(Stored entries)
-- Begin --
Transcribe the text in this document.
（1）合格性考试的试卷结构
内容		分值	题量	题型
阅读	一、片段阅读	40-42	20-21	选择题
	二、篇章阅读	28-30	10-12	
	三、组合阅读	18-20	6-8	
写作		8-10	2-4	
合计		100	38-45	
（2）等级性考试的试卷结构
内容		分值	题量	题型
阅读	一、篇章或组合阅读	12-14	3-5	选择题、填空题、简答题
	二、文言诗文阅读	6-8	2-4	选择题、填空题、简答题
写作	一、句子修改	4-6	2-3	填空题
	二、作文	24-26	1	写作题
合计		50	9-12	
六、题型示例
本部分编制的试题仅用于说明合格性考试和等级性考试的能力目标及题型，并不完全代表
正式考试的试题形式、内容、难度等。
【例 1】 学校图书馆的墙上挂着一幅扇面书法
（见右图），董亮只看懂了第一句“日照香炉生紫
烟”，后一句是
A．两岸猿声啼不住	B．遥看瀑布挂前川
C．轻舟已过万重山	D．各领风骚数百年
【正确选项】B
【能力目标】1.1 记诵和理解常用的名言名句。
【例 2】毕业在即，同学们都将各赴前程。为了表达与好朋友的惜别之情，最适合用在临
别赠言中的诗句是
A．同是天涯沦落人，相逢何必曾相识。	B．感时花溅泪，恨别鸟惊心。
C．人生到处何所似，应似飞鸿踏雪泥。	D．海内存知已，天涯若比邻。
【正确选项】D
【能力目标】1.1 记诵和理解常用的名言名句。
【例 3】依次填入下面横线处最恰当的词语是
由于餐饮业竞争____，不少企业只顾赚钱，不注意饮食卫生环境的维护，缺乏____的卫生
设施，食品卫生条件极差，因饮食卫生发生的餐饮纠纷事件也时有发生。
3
-- End --
- YOUR INSTRUCTIONS -
Reproduce the entire listing word for word.

- RESULT OF THE EXERCISE -
Transcribe the text in this document.
（1）合格性考试的试卷结构
内容		分值	题量	题型
阅读	一、片段阅读	40-42	20-21	选择题
	二、篇章阅读	28-30	10-12	
	三、组合阅读	18-20	6-8	
写作		8-10	2-4	
合计		100	38-45	
（2）等级性考试的试卷结构
内容		分值	题量	题型
阅读	一、篇章或组合阅读	12-14	3-5	选择题、填空题、简答题
	二、文言诗文阅读	6-8	2-4	选择题、填空题、简答题
写作	一、句子修改	4-6	2-3	填空题
	二、作文	24-26	1	写作题
合计		50	9-12	
六、题型示例
本部分编制的试题仅用于说明合格性考试和等级性考试的能力目标及题型，并不完全代表
正式考试的试题形式、内容、难度等。
【例 1】 学校图书馆的墙上挂着一幅扇面书法
（见右图），董亮只看懂了第一句“日照香炉生紫
烟”，后一句是
A．两岸猿声啼不住	B．遥看瀑布挂前川
C．轻舟已过万重山	D．各领风骚数百年
【正确选项】B
【能力目标】1.1 记诵和理解常用的名言名句。
【例 2】毕业在即，同学们都将各赴前程。为了表达与好朋友的惜别之情，最适合用在临
别赠言中的诗句是
A．同是天涯沦落人，相逢何必曾相识。	B．感时花溅泪，恨别鸟惊心。
C．人生到处何所似，应似飞鸿踏雪泥。	D．海内存知已，天涯若比邻。
【正确选项】D
【能力目标】1.1 记诵和理解常用的名言名句。
【例 3】依次填入下面横线处最恰当的词语是
由于餐饮业竞争____，不少企业只顾赚钱，不注意饮食卫生环境的维护，缺乏____的卫生
设施，食品卫生条件极差，因饮食卫生发生的餐饮纠纷事件也时有发生。
3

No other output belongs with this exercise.